==== LISTED ENTRIES

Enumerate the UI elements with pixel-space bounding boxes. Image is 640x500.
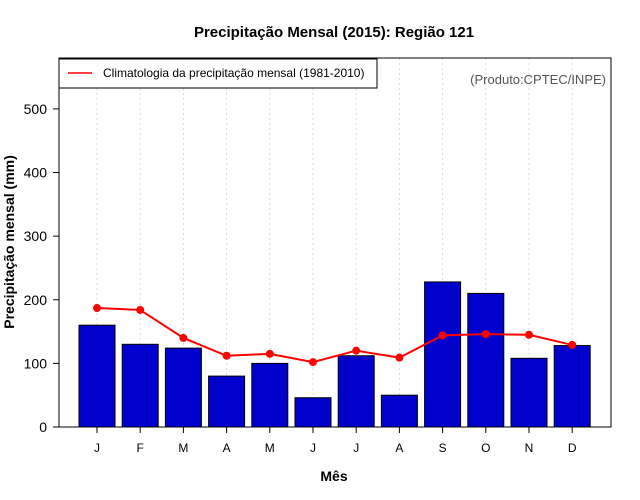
legend-label: Climatologia da precipitação mensal (198… <box>103 66 364 80</box>
climatology-point-3 <box>179 333 188 342</box>
x-tick-label: J <box>94 441 100 455</box>
bar-7 <box>337 355 375 428</box>
climatology-point-6 <box>309 358 317 367</box>
bar-8 <box>380 394 418 428</box>
bar-2 <box>121 343 159 428</box>
bar-12 <box>553 345 591 428</box>
climatology-line <box>96 307 573 364</box>
y-tick-label: 500 <box>24 101 48 117</box>
x-tick-label: A <box>223 441 231 455</box>
bar-series <box>78 281 591 428</box>
y-tick-label: 400 <box>24 165 48 181</box>
climatology-point-10 <box>481 330 490 339</box>
x-tick-label: M <box>178 441 188 455</box>
legend: Climatologia da precipitação mensal (198… <box>58 58 378 89</box>
y-axis-title: Precipitação mensal (mm) <box>1 155 17 329</box>
y-axis: 0 100 200 300 400 500 <box>24 101 59 435</box>
x-tick-label: A <box>395 441 403 455</box>
y-tick-label: 0 <box>39 419 47 435</box>
climatology-point-8 <box>395 353 404 362</box>
climatology-point-9 <box>438 331 447 340</box>
x-tick-label: S <box>439 441 447 455</box>
x-tick-label: J <box>310 441 316 455</box>
x-axis-title: Mês <box>320 468 347 484</box>
x-tick-label: F <box>137 441 144 455</box>
grid-lines <box>96 58 573 427</box>
climatology-point-1 <box>93 304 101 313</box>
legend-box <box>58 58 378 89</box>
bar-9 <box>424 281 462 428</box>
bar-1 <box>78 324 116 428</box>
credit-annotation: (Produto:CPTEC/INPE) <box>470 72 606 87</box>
bar-6 <box>294 397 332 428</box>
bar-11 <box>510 357 548 428</box>
plot-frame <box>58 57 612 428</box>
bar-10 <box>467 292 505 428</box>
chart-title: Precipitação Mensal (2015): Região 121 <box>194 24 474 41</box>
y-tick-label: 200 <box>24 292 48 308</box>
x-tick-label: O <box>481 441 490 455</box>
climatology-point-7 <box>352 346 361 355</box>
bar-3 <box>164 347 202 428</box>
x-tick-label: D <box>568 441 577 455</box>
y-tick-label: 100 <box>24 355 48 371</box>
climatology-point-5 <box>265 349 274 358</box>
x-tick-label: N <box>525 441 534 455</box>
climatology-line-series <box>93 304 577 367</box>
bar-4 <box>208 375 246 428</box>
climatology-point-2 <box>136 305 145 314</box>
climatology-point-4 <box>222 351 231 360</box>
x-tick-label: J <box>353 441 359 455</box>
climatology-point-12 <box>568 340 577 349</box>
x-tick-label: M <box>265 441 275 455</box>
bar-5 <box>251 362 289 428</box>
climatology-point-11 <box>525 330 533 339</box>
y-tick-label: 300 <box>24 228 48 244</box>
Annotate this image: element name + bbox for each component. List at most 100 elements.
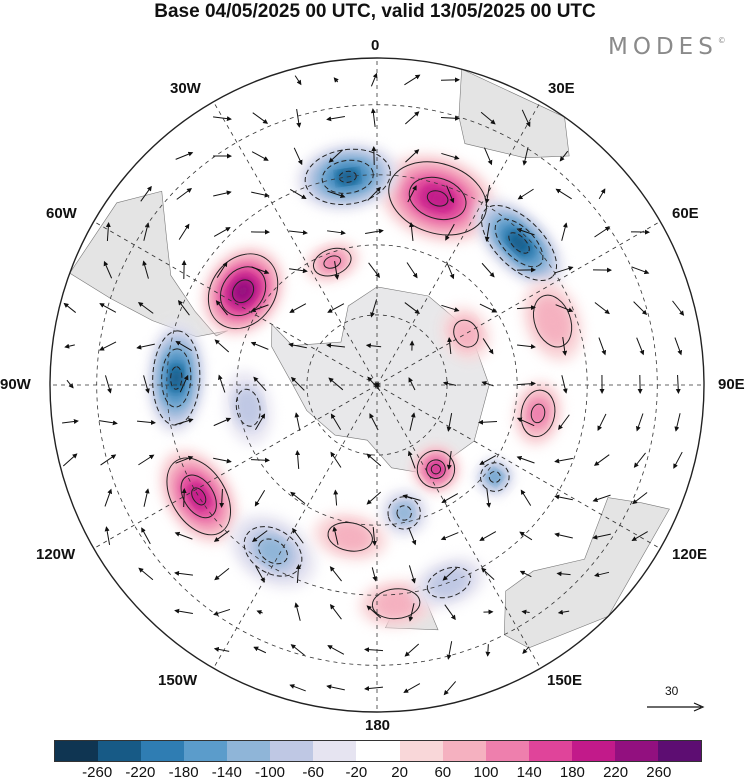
wind-vector — [251, 191, 270, 198]
anomaly-contour — [520, 389, 556, 438]
anomaly-shading — [237, 284, 250, 298]
wind-vector — [214, 567, 230, 581]
wind-vector — [367, 186, 381, 201]
anomaly-shading — [512, 236, 526, 250]
wind-vector — [405, 149, 420, 163]
wind-vector — [598, 188, 606, 200]
wind-vector — [364, 647, 384, 653]
lon-label-60w: 60W — [46, 205, 77, 222]
wind-vector — [594, 226, 611, 238]
anomaly-contour — [166, 457, 232, 536]
wind-vector — [519, 570, 532, 578]
wind-vector — [408, 377, 416, 391]
anomaly-contour — [387, 496, 421, 530]
colorbar-labels: -260 -220 -180 -140 -100 -60 -20 20 60 100 140 180 2… — [54, 764, 702, 782]
wind-vector — [213, 190, 232, 197]
wind-vector — [516, 417, 535, 427]
wind-vector — [674, 337, 683, 356]
wind-vector — [554, 494, 573, 501]
wind-vector — [136, 343, 155, 350]
wind-vector — [516, 305, 536, 311]
reference-arrow-icon — [647, 702, 705, 712]
anomaly-contour — [327, 521, 373, 552]
wind-vector — [364, 685, 384, 691]
wind-vector — [215, 300, 228, 316]
colorbar-tick-label: 180 — [559, 764, 585, 781]
wind-vector — [484, 185, 491, 204]
wind-vector — [561, 222, 568, 241]
wind-vector — [213, 646, 230, 652]
colorbar-tick-label: 100 — [473, 764, 499, 781]
anomaly-contour — [207, 253, 279, 330]
wind-vector — [672, 300, 685, 316]
geopotential-anomaly-field — [148, 143, 583, 628]
wind-vector — [404, 111, 420, 125]
colorbar-segment — [356, 741, 400, 761]
wind-vector — [516, 381, 536, 387]
anomaly-contour — [532, 294, 573, 348]
lon-label-30w: 30W — [170, 80, 201, 97]
wind-vector — [403, 683, 421, 693]
land-polygon — [503, 497, 670, 649]
colorbar-tick-label: 220 — [603, 764, 629, 781]
wind-vector — [328, 377, 344, 391]
wind-vector — [174, 570, 193, 576]
anomaly-shading — [541, 306, 564, 336]
wind-vector — [444, 604, 456, 621]
wind-vector — [143, 222, 150, 241]
map-boundary — [49, 57, 705, 713]
wind-vector — [62, 419, 79, 424]
wind-vector — [254, 490, 266, 507]
colorbar-segment — [98, 741, 142, 761]
colorbar-tick-label: 20 — [391, 764, 408, 781]
anomaly-contour — [170, 366, 183, 390]
wind-vector — [522, 646, 530, 654]
wind-vector — [481, 262, 495, 278]
wind-vector — [519, 531, 533, 541]
wind-vector — [104, 375, 112, 394]
wind-vector — [631, 531, 648, 541]
wind-vector — [483, 147, 493, 166]
wind-vector — [371, 567, 378, 582]
wind-vector — [294, 602, 301, 621]
lon-label-150e: 150E — [547, 672, 583, 689]
wind-vector — [479, 455, 497, 465]
lon-label-90w: 90W — [0, 376, 31, 393]
wind-vector — [253, 376, 267, 392]
wind-vector — [636, 337, 645, 356]
wind-vector — [556, 571, 571, 577]
wind-vector — [365, 343, 382, 349]
colorbar-tick-label: -220 — [125, 764, 156, 781]
anomaly-contour — [219, 266, 267, 317]
map-title: Base 04/05/2025 00 UTC, valid 13/05/2025… — [154, 1, 596, 22]
wind-vector — [441, 493, 459, 503]
latitude-circle — [236, 244, 518, 526]
anomaly-shading — [335, 527, 366, 547]
wind-vector — [140, 185, 152, 202]
wind-vector — [289, 230, 308, 236]
land-polygon — [69, 190, 228, 337]
copyright-mark: © — [717, 36, 726, 45]
colorbar-segment — [571, 741, 615, 761]
anomaly-shading — [427, 190, 448, 207]
anomaly-contours — [152, 148, 573, 620]
wind-vector — [104, 526, 111, 545]
meridian-line — [376, 384, 541, 669]
wind-vector — [516, 228, 535, 236]
land-polygon — [271, 286, 490, 475]
lon-label-150w: 150W — [158, 672, 198, 689]
colorbar-segment — [313, 741, 357, 761]
anomaly-contour — [430, 464, 442, 475]
wind-vector — [329, 604, 342, 620]
wind-vector — [105, 222, 111, 242]
wind-vector — [330, 451, 342, 468]
meridian-line — [213, 101, 378, 386]
wind-vector — [517, 188, 534, 200]
anomaly-contour — [180, 474, 217, 519]
wind-vector — [136, 419, 156, 425]
colorbar-tick-label: 60 — [434, 764, 452, 781]
wind-vectors — [62, 72, 685, 696]
wind-vector — [66, 379, 74, 389]
wind-vector — [520, 489, 532, 506]
wind-vector — [255, 565, 265, 583]
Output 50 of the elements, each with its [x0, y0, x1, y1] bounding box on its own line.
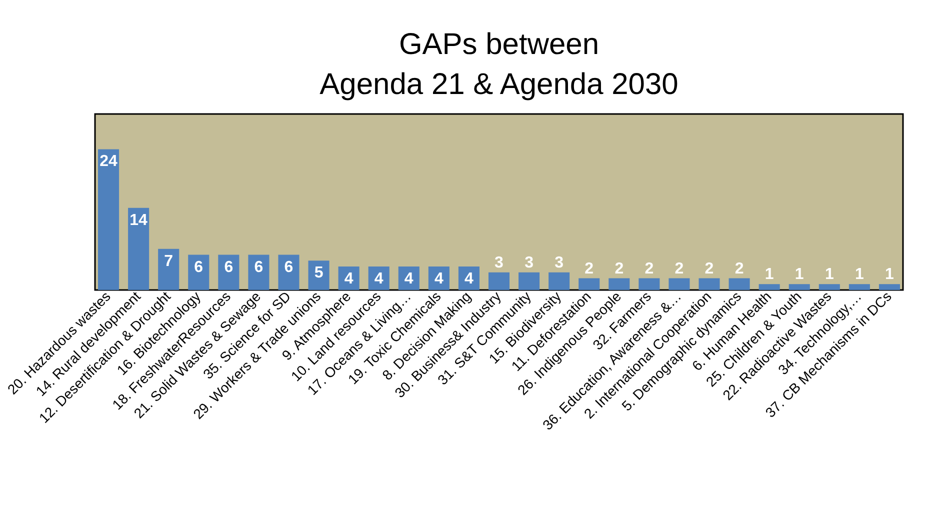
bar [608, 278, 630, 290]
bar [218, 254, 240, 290]
bar [278, 254, 300, 290]
data-label: 3 [524, 254, 534, 272]
data-label: 1 [854, 266, 864, 284]
data-label: 5 [314, 264, 324, 282]
bar [578, 278, 600, 290]
data-label: 1 [764, 266, 774, 284]
bar [848, 284, 870, 290]
data-label: 2 [734, 260, 744, 278]
bar [98, 149, 120, 290]
bar [158, 248, 180, 290]
bar [308, 260, 330, 290]
bar [548, 272, 570, 290]
data-label: 3 [554, 254, 564, 272]
bar [698, 278, 720, 290]
bar [488, 272, 510, 290]
data-label: 4 [374, 270, 384, 288]
data-label: 24 [100, 153, 118, 170]
bar [728, 278, 750, 290]
data-label: 1 [824, 266, 834, 284]
data-label: 2 [584, 260, 594, 278]
data-label: 4 [404, 270, 414, 288]
bar [518, 272, 540, 290]
data-label: 1 [885, 266, 894, 284]
bar [788, 284, 810, 290]
bar [248, 254, 270, 290]
bar [128, 208, 150, 290]
data-label: 6 [194, 258, 204, 276]
data-label: 2 [674, 260, 684, 278]
data-label: 3 [494, 254, 504, 272]
data-label: 14 [130, 212, 148, 229]
bar [638, 278, 660, 290]
data-label: 6 [224, 258, 234, 276]
data-label: 6 [254, 258, 264, 276]
data-label: 6 [284, 258, 294, 276]
data-label: 2 [644, 260, 654, 278]
bar [668, 278, 690, 290]
data-label: 2 [614, 260, 624, 278]
bar [188, 254, 210, 290]
bar [758, 284, 780, 290]
chart-title: GAPs between Agenda 21 & Agenda 2030 [320, 28, 678, 101]
data-label: 7 [164, 252, 174, 270]
data-label: 4 [434, 270, 444, 288]
data-label: 1 [794, 266, 804, 284]
bar [818, 284, 840, 290]
data-label: 2 [704, 260, 714, 278]
data-label: 4 [464, 270, 474, 288]
bar [878, 284, 900, 290]
data-label: 4 [344, 270, 354, 288]
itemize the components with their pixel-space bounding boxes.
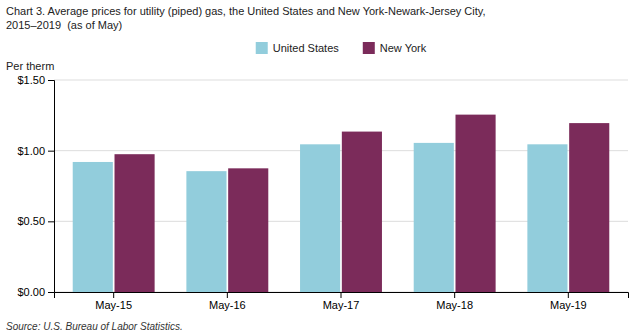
x-tick-label: May-15 xyxy=(95,299,132,311)
bar xyxy=(73,162,113,292)
bar xyxy=(455,115,495,292)
bars xyxy=(73,115,610,292)
chart-svg: Chart 3. Average prices for utility (pip… xyxy=(0,0,644,336)
y-axis: $0.00 $0.50 $1.00 $1.50 xyxy=(17,74,54,298)
legend: United States New York xyxy=(256,42,427,54)
annotation: Source: U.S. Bureau of Labor Statistics. xyxy=(6,321,183,332)
x-axis: May-15 May-16 May-17 May-18 May-19 xyxy=(55,292,629,311)
bar xyxy=(569,123,609,292)
y-tick: $0.50 xyxy=(17,215,54,227)
legend-item: United States xyxy=(256,42,340,54)
bar xyxy=(186,171,226,292)
grid-line xyxy=(54,80,628,81)
x-tick: May-17 xyxy=(323,292,360,311)
x-tick: May-19 xyxy=(550,292,587,311)
legend-swatch xyxy=(363,42,375,54)
x-tick-mark xyxy=(568,292,569,298)
bar xyxy=(527,144,567,292)
chart-container: Chart 3. Average prices for utility (pip… xyxy=(0,0,644,336)
y-axis-line xyxy=(48,81,55,293)
x-tick: May-18 xyxy=(436,292,473,311)
x-tick-label: May-16 xyxy=(209,299,246,311)
bar xyxy=(228,168,268,292)
y-tick: $0.00 xyxy=(17,286,54,298)
y-tick: $1.00 xyxy=(17,145,54,157)
x-tick: May-15 xyxy=(95,292,132,311)
legend-item: New York xyxy=(363,42,427,54)
x-axis-line xyxy=(55,293,629,299)
subtitle: 2015–2019 (as of May) xyxy=(6,19,122,31)
bar xyxy=(115,154,155,292)
title: Chart 3. Average prices for utility (pip… xyxy=(6,5,486,17)
grid xyxy=(54,80,628,292)
y-tick-label: $1.00 xyxy=(17,145,45,157)
x-tick-label: May-19 xyxy=(550,299,587,311)
x-tick-label: May-18 xyxy=(436,299,473,311)
y-tick-mark xyxy=(48,80,54,81)
x-tick-mark xyxy=(227,292,228,298)
legend-label: United States xyxy=(273,42,340,54)
x-tick-mark xyxy=(454,292,455,298)
y-tick-label: $0.50 xyxy=(17,215,45,227)
y-tick-label: $0.00 xyxy=(17,286,45,298)
bar xyxy=(414,143,454,292)
y-tick-mark xyxy=(48,151,54,152)
y-axis-label: Per therm xyxy=(6,60,54,72)
y-tick-label: $1.50 xyxy=(17,74,45,86)
x-tick: May-16 xyxy=(209,292,246,311)
bar xyxy=(342,132,382,292)
y-tick-mark xyxy=(48,292,54,293)
legend-swatch xyxy=(256,42,268,54)
x-tick-mark xyxy=(113,292,114,298)
bar-series xyxy=(115,115,610,292)
y-tick: $1.50 xyxy=(17,74,54,86)
x-tick-mark xyxy=(341,292,342,298)
legend-label: New York xyxy=(380,42,427,54)
x-tick-label: May-17 xyxy=(323,299,360,311)
y-tick-mark xyxy=(48,221,54,222)
bar xyxy=(300,144,340,292)
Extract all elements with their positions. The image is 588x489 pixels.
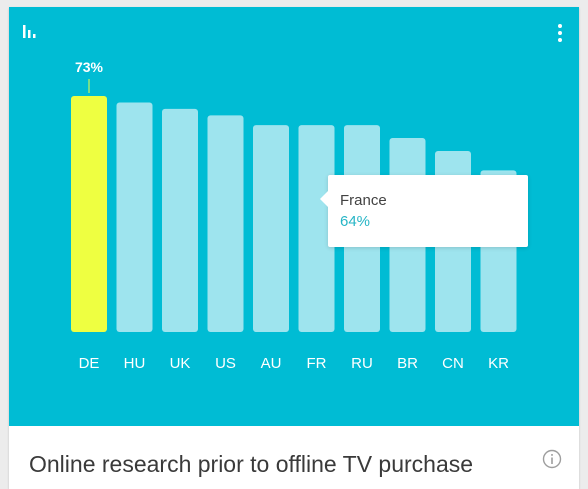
x-tick-label-cn: CN <box>442 355 464 372</box>
x-tick-label-uk: UK <box>170 355 191 372</box>
bar-uk[interactable] <box>162 108 198 332</box>
x-tick-label-fr: FR <box>307 355 327 372</box>
bar-fr[interactable] <box>298 125 335 333</box>
tooltip-value: 64% <box>340 213 371 230</box>
chart-panel: DE 73% HU UK US AU FR RU BR CN KR France 64% <box>9 7 579 426</box>
bar-de[interactable] <box>71 96 107 332</box>
bar-au[interactable] <box>253 125 289 333</box>
chart-card: DE 73% HU UK US AU FR RU BR CN KR France 64% Onlin… <box>9 7 579 489</box>
tooltip-category: France <box>340 192 387 209</box>
info-icon[interactable] <box>542 449 562 469</box>
x-tick-label-de: DE <box>79 355 100 372</box>
bar-hu[interactable] <box>116 102 153 332</box>
x-tick-label-kr: KR <box>488 355 509 372</box>
chart-tooltip: France 64% <box>320 175 528 247</box>
x-tick-label-br: BR <box>397 355 418 372</box>
x-tick-label-us: US <box>215 355 236 372</box>
card-title: Online research prior to offline TV purc… <box>29 451 474 477</box>
card-footer: Online research prior to offline TV purc… <box>9 426 579 489</box>
x-tick-label-ru: RU <box>351 355 373 372</box>
bar-chart-icon[interactable] <box>22 24 38 40</box>
more-vertical-icon[interactable] <box>555 22 565 44</box>
x-tick-label-hu: HU <box>124 355 146 372</box>
bar-us[interactable] <box>207 115 244 332</box>
data-label-de: 73% <box>75 59 104 75</box>
x-tick-label-au: AU <box>261 355 282 372</box>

========

# [WHAT YOU ARE ASKED TO DO]
Reproduce verbatim the lines from the one containing "bar [608, 278, 630, 290]" through the one containing "itemize the components", including both endpoints.

# [WRITTEN SOLUTION]
bar [608, 278, 630, 290]
bar [218, 254, 240, 290]
bar [278, 254, 300, 290]
data-label: 3 [524, 254, 534, 272]
data-label: 1 [854, 266, 864, 284]
data-label: 5 [314, 264, 324, 282]
bar [578, 278, 600, 290]
data-label: 1 [764, 266, 774, 284]
bar [848, 284, 870, 290]
data-label: 2 [734, 260, 744, 278]
bar [98, 149, 120, 290]
bar [158, 248, 180, 290]
bar [308, 260, 330, 290]
bar [548, 272, 570, 290]
data-label: 3 [554, 254, 564, 272]
bar [698, 278, 720, 290]
bar [488, 272, 510, 290]
data-label: 4 [374, 270, 384, 288]
data-label: 24 [100, 153, 118, 170]
bar [728, 278, 750, 290]
data-label: 1 [824, 266, 834, 284]
data-label: 2 [584, 260, 594, 278]
data-label: 4 [404, 270, 414, 288]
bar [518, 272, 540, 290]
data-label: 1 [885, 266, 894, 284]
bar [788, 284, 810, 290]
bar [248, 254, 270, 290]
bar [128, 208, 150, 290]
data-label: 6 [194, 258, 204, 276]
data-label: 2 [674, 260, 684, 278]
data-label: 3 [494, 254, 504, 272]
data-label: 14 [130, 212, 148, 229]
bar [638, 278, 660, 290]
data-label: 6 [224, 258, 234, 276]
data-label: 6 [254, 258, 264, 276]
data-label: 6 [284, 258, 294, 276]
data-label: 2 [644, 260, 654, 278]
bar [668, 278, 690, 290]
data-label: 2 [614, 260, 624, 278]
bar [188, 254, 210, 290]
bar [758, 284, 780, 290]
chart-title: GAPs between Agenda 21 & Agenda 2030 [320, 28, 678, 101]
data-label: 7 [164, 252, 174, 270]
data-label: 4 [434, 270, 444, 288]
data-label: 1 [794, 266, 804, 284]
bar [818, 284, 840, 290]
data-label: 2 [704, 260, 714, 278]
data-label: 4 [464, 270, 474, 288]
bar [878, 284, 900, 290]
data-label: 4 [344, 270, 354, 288]
itemize the components with their pixel-space bounding boxes.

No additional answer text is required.